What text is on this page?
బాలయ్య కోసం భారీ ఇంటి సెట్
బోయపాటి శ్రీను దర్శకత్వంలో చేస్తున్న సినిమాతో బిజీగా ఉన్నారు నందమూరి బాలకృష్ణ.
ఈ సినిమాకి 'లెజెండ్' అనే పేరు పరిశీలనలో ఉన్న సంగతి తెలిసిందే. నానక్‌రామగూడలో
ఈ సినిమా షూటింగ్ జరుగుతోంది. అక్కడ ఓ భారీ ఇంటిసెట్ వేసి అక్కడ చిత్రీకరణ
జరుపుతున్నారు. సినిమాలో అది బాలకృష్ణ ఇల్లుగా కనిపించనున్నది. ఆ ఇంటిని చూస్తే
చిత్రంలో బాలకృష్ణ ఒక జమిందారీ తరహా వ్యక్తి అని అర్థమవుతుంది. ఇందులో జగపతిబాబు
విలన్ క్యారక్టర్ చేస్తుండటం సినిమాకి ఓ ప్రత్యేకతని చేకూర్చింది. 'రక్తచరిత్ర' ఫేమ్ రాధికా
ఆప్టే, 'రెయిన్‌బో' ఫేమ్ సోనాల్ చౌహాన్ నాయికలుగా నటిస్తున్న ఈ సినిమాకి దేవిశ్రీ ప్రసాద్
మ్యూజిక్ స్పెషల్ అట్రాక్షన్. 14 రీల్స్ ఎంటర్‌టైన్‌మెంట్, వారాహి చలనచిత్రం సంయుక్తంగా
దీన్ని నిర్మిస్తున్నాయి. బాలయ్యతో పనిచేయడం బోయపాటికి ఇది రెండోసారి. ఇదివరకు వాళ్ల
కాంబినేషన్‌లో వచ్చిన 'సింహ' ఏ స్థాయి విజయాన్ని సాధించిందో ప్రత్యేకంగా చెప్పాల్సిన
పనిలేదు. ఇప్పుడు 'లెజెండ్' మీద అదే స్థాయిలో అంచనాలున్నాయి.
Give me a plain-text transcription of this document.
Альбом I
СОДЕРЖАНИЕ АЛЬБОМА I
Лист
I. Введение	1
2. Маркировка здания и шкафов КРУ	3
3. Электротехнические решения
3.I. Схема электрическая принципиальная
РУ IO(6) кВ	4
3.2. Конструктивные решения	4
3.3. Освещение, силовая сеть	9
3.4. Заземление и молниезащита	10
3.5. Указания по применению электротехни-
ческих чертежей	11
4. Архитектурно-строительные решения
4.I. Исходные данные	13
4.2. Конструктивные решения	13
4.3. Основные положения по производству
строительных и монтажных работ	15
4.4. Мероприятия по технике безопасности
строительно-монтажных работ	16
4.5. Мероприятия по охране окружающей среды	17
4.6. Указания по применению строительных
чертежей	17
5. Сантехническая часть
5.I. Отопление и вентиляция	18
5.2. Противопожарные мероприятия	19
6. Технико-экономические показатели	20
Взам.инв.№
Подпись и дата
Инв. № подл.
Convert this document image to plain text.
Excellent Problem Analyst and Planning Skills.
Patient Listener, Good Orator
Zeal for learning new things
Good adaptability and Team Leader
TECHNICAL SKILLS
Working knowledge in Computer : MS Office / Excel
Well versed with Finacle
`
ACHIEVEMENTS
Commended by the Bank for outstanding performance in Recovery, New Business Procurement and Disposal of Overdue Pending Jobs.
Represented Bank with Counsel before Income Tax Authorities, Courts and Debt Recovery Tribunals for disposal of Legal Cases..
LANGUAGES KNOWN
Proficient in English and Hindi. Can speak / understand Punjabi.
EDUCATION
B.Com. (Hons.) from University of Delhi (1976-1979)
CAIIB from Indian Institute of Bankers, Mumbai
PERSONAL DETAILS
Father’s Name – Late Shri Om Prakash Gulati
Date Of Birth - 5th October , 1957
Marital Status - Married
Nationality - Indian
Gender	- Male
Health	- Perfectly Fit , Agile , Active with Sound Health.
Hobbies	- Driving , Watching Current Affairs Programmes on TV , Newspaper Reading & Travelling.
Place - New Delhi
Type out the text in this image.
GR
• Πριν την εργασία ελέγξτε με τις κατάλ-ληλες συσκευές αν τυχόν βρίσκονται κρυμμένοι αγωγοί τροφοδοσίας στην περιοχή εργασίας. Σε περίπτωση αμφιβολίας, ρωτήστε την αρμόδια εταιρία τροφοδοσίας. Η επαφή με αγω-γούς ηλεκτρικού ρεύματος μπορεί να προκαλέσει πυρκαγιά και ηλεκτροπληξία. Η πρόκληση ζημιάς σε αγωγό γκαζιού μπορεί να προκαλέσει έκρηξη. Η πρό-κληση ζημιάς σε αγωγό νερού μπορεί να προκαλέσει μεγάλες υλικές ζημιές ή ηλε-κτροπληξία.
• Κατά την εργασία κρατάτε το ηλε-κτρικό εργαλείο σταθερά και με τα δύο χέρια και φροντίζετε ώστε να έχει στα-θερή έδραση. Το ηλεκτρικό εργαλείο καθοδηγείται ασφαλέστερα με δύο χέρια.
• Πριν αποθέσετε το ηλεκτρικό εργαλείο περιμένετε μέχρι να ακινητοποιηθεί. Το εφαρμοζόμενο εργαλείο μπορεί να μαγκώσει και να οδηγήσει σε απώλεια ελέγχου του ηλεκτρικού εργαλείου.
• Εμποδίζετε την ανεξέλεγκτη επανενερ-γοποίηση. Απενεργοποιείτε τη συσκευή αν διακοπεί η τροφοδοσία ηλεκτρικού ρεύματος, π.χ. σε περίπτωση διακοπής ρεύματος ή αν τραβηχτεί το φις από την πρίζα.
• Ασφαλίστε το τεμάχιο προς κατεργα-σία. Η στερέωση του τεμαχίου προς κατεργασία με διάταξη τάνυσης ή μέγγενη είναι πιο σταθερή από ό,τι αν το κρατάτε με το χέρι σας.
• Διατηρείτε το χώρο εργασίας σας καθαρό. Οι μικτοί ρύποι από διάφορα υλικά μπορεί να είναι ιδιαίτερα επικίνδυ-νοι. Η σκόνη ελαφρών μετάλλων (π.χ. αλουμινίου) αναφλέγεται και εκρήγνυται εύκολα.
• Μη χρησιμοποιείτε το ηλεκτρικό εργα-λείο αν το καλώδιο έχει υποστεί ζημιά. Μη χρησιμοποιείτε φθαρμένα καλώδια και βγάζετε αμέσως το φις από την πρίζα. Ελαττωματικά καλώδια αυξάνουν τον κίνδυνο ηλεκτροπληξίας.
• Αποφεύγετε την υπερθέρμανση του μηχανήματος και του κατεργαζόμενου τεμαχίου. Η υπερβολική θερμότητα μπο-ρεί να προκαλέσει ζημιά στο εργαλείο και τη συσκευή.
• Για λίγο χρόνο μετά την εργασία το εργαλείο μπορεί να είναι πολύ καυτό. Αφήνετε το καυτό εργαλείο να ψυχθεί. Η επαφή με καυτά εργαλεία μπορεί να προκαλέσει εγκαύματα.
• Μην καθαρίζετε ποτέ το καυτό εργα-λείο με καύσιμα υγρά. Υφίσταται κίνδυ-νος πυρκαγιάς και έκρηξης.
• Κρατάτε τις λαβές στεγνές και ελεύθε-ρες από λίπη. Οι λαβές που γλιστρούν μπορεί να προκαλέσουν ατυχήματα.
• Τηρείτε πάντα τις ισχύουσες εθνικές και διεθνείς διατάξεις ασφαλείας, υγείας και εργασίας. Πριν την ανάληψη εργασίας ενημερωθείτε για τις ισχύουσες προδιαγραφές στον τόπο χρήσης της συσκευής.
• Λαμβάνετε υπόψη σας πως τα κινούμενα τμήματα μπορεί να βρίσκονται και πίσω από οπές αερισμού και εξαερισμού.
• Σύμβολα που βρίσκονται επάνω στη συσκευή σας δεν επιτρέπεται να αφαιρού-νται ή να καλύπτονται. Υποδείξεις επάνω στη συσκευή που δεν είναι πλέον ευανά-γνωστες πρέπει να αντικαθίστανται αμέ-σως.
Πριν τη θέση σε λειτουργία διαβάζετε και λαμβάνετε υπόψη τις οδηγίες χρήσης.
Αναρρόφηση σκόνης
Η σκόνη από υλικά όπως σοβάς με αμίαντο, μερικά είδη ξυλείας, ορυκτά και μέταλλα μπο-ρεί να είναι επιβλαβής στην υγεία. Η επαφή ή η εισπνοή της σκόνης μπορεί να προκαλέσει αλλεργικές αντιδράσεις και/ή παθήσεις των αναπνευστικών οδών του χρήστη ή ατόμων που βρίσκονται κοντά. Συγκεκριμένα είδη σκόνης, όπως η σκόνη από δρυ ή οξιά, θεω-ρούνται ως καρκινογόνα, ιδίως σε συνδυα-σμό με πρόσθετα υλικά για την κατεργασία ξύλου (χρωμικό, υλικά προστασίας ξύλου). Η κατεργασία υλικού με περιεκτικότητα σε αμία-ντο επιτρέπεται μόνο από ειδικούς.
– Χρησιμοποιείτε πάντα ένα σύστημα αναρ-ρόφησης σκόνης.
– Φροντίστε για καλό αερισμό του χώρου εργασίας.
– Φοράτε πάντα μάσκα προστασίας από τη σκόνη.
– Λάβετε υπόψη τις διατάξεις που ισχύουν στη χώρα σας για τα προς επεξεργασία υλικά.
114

_Required task:_ Using the records above, list each line that includes "επαφή".

_Response for this exercise:_
• Πριν την εργασία ελέγξτε με τις κατάλ-ληλες συσκευές αν τυχόν βρίσκονται κρυμμένοι αγωγοί τροφοδοσίας στην περιοχή εργασίας. Σε περίπτωση αμφιβολίας, ρωτήστε την αρμόδια εταιρία τροφοδοσίας. Η επαφή με αγω-γούς ηλεκτρικού ρεύματος μπορεί να προκαλέσει πυρκαγιά και ηλεκτροπληξία. Η πρόκληση ζημιάς σε αγωγό γκαζιού μπορεί να προκαλέσει έκρηξη. Η πρό-κληση ζημιάς σε αγωγό νερού μπορεί να προκαλέσει μεγάλες υλικές ζημιές ή ηλε-κτροπληξία.
• Για λίγο χρόνο μετά την εργασία το εργαλείο μπορεί να είναι πολύ καυτό. Αφήνετε το καυτό εργαλείο να ψυχθεί. Η επαφή με καυτά εργαλεία μπορεί να προκαλέσει εγκαύματα.
Η σκόνη από υλικά όπως σοβάς με αμίαντο, μερικά είδη ξυλείας, ορυκτά και μέταλλα μπο-ρεί να είναι επιβλαβής στην υγεία. Η επαφή ή η εισπνοή της σκόνης μπορεί να προκαλέσει αλλεργικές αντιδράσεις και/ή παθήσεις των αναπνευστικών οδών του χρήστη ή ατόμων που βρίσκονται κοντά. Συγκεκριμένα είδη σκόνης, όπως η σκόνη από δρυ ή οξιά, θεω-ρούνται ως καρκινογόνα, ιδίως σε συνδυα-σμό με πρόσθετα υλικά για την κατεργασία ξύλου (χρωμικό, υλικά προστασίας ξύλου). Η κατεργασία υλικού με περιεκτικότητα σε αμία-ντο επιτρέπεται μόνο από ειδικούς.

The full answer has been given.